=== Written task ===
Look through the material below. Copy every line with the string "mogą" in it.

=== Records shown ===
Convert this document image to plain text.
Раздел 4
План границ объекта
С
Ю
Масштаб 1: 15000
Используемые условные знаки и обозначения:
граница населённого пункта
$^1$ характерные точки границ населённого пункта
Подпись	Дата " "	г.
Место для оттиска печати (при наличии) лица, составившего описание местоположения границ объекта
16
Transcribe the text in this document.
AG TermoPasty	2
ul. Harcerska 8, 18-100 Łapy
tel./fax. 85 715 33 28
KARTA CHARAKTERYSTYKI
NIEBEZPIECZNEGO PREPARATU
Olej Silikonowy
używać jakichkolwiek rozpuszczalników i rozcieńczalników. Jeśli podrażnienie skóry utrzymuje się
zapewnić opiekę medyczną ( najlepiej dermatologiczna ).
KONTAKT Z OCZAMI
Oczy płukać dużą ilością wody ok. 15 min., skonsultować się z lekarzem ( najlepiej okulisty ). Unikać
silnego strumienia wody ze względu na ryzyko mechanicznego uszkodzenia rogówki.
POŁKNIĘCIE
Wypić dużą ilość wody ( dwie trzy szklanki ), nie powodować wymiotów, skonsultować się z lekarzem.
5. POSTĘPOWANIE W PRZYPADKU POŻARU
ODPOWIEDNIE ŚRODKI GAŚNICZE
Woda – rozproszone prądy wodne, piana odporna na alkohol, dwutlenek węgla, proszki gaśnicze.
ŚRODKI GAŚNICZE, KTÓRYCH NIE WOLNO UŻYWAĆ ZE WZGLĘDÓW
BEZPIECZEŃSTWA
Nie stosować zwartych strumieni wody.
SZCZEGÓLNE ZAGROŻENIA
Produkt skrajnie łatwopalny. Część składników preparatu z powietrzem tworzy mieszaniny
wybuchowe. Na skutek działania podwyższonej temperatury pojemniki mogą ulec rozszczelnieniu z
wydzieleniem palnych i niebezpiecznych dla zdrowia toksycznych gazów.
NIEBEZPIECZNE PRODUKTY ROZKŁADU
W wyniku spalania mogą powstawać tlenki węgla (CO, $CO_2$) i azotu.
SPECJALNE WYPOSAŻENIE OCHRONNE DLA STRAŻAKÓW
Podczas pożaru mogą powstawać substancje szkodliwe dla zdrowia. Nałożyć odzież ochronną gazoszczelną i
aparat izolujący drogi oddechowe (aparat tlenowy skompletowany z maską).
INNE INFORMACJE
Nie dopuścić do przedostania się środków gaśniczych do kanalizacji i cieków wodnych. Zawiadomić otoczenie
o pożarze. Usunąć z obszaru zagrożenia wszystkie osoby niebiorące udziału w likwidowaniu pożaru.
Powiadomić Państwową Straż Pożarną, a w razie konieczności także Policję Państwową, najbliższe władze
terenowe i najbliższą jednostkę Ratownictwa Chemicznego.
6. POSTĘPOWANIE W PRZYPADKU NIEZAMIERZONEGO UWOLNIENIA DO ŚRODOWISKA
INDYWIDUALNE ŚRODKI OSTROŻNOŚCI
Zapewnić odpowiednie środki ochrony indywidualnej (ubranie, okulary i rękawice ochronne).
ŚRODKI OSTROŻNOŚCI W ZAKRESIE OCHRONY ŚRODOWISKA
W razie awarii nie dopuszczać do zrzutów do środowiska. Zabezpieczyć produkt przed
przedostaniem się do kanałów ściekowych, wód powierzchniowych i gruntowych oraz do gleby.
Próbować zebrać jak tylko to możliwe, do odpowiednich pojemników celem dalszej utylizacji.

=== Final answer ===
wybuchowe. Na skutek działania podwyższonej temperatury pojemniki mogą ulec rozszczelnieniu z
W wyniku spalania mogą powstawać tlenki węgla (CO, $CO_2$) i azotu.
Podczas pożaru mogą powstawać substancje szkodliwe dla zdrowia. Nałożyć odzież ochronną gazoszczelną i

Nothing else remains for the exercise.